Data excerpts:
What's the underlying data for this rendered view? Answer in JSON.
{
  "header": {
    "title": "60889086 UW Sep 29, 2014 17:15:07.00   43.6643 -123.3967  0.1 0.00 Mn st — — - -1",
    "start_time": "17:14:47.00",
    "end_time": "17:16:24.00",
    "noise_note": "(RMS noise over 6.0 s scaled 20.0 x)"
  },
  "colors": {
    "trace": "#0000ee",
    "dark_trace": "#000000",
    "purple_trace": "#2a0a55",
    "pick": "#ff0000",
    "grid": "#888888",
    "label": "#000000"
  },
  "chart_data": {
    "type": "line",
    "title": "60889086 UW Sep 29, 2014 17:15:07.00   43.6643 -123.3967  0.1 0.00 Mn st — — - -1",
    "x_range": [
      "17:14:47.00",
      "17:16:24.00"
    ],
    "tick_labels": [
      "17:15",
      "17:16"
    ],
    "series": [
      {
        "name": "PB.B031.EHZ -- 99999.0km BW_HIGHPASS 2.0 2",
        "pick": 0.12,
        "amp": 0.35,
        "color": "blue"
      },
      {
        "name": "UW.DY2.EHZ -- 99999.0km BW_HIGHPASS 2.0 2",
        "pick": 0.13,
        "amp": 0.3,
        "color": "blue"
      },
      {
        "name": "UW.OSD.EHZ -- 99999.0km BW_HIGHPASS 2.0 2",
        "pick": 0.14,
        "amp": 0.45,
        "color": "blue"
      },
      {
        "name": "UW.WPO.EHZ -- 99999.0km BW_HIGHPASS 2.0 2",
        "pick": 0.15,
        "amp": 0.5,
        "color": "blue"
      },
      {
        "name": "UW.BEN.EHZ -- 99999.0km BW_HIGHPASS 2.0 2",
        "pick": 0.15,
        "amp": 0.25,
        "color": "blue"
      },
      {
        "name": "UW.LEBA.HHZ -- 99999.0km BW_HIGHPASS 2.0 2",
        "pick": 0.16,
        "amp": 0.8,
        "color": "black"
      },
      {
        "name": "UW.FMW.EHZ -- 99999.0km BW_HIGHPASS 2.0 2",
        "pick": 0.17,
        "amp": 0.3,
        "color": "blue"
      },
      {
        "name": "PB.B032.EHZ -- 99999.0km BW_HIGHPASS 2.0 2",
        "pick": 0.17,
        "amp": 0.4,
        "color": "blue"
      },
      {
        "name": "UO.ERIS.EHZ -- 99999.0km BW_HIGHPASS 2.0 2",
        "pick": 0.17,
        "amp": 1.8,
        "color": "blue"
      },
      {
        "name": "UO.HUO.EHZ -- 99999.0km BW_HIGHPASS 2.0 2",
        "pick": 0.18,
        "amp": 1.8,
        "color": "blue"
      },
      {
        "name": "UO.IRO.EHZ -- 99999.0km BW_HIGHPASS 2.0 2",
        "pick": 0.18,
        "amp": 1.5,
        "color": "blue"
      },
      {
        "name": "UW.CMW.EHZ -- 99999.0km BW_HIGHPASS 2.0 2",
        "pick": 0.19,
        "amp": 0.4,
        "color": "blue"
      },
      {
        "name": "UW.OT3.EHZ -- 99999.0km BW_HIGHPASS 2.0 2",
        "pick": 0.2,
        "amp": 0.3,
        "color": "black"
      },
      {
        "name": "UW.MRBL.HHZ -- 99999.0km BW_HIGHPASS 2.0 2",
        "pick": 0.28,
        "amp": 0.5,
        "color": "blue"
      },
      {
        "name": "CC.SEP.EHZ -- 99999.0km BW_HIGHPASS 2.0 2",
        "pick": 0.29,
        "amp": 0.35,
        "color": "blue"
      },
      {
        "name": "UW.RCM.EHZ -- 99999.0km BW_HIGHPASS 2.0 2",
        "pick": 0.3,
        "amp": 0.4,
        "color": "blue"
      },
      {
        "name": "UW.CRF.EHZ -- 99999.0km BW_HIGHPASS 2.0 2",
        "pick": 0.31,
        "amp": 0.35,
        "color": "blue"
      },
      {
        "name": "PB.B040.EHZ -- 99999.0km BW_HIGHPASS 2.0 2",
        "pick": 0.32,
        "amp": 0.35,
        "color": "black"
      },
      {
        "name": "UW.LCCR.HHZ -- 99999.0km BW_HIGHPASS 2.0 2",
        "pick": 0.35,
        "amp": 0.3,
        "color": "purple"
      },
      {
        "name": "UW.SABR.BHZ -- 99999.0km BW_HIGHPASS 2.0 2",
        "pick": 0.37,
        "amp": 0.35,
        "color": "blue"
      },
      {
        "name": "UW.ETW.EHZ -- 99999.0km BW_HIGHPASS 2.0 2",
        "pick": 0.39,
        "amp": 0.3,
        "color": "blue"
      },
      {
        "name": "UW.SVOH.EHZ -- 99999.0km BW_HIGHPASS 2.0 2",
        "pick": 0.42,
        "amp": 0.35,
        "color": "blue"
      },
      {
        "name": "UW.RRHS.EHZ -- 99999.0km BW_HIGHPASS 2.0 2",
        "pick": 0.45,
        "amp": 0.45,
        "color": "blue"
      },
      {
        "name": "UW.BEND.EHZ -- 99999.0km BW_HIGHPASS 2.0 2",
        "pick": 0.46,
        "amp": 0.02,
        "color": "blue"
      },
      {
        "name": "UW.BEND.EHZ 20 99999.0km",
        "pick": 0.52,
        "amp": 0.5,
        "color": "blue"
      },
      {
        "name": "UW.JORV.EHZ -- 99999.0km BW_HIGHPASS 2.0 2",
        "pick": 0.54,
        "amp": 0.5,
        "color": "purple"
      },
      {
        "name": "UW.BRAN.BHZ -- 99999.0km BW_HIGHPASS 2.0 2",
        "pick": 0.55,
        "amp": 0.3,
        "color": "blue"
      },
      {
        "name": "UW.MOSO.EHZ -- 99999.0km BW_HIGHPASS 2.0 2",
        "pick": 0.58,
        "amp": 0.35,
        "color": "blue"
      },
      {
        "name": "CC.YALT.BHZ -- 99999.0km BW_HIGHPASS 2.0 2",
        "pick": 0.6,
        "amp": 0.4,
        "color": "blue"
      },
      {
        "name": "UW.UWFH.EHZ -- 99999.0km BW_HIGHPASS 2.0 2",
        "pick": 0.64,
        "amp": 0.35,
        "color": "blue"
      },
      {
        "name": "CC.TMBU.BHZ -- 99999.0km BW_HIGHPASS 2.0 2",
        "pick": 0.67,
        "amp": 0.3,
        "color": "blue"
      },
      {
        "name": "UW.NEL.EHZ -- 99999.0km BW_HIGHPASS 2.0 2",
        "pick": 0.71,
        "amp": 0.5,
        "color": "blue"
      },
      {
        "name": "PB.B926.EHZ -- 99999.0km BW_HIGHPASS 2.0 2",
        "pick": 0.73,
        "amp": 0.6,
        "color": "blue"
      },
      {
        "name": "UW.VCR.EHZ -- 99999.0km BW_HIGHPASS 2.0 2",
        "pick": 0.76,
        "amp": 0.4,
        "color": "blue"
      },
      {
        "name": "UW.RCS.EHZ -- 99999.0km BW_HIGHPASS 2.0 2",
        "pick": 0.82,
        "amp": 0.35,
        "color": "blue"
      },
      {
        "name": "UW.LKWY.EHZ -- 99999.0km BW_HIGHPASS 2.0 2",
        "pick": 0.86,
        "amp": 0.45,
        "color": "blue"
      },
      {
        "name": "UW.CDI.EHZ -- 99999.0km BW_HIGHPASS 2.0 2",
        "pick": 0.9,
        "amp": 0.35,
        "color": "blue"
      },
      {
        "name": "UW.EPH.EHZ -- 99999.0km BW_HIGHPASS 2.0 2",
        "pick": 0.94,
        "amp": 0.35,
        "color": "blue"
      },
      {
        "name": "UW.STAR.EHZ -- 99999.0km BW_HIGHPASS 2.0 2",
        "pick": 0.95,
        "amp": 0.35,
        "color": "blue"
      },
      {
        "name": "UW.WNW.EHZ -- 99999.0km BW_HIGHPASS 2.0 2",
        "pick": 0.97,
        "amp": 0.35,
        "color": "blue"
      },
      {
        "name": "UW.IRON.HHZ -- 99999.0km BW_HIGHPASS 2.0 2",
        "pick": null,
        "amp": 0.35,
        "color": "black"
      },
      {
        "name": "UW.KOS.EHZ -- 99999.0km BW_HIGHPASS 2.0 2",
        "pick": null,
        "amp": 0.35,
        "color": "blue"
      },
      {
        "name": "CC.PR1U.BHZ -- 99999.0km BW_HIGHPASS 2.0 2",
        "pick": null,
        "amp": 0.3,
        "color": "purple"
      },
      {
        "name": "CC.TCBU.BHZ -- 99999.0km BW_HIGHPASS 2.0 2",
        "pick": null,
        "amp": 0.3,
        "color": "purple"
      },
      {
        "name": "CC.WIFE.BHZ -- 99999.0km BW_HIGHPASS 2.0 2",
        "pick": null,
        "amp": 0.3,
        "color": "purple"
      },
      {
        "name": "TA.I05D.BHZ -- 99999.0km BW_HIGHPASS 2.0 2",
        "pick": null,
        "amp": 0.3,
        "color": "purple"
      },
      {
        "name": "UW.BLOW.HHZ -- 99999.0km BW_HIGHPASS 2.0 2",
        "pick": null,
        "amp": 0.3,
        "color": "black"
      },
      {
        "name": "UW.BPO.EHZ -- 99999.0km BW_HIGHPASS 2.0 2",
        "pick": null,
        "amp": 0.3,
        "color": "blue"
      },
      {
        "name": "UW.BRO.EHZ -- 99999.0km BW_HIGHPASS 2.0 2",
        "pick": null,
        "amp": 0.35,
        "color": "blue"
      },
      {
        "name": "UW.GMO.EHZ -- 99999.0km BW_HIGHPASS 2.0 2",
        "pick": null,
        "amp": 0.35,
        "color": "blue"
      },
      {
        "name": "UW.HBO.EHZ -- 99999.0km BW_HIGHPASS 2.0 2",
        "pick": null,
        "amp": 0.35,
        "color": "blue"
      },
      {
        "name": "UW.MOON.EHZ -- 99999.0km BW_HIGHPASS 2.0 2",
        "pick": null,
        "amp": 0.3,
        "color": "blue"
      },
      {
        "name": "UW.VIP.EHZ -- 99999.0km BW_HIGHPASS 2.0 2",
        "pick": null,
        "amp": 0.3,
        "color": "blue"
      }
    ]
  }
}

_Exercise task_: From the data above, copy each line where the string "BEND" appears.

_Response to the task_:
        "name": "UW.BEND.EHZ -- 99999.0km BW_HIGHPASS 2.0 2",
        "name": "UW.BEND.EHZ 20 99999.0km",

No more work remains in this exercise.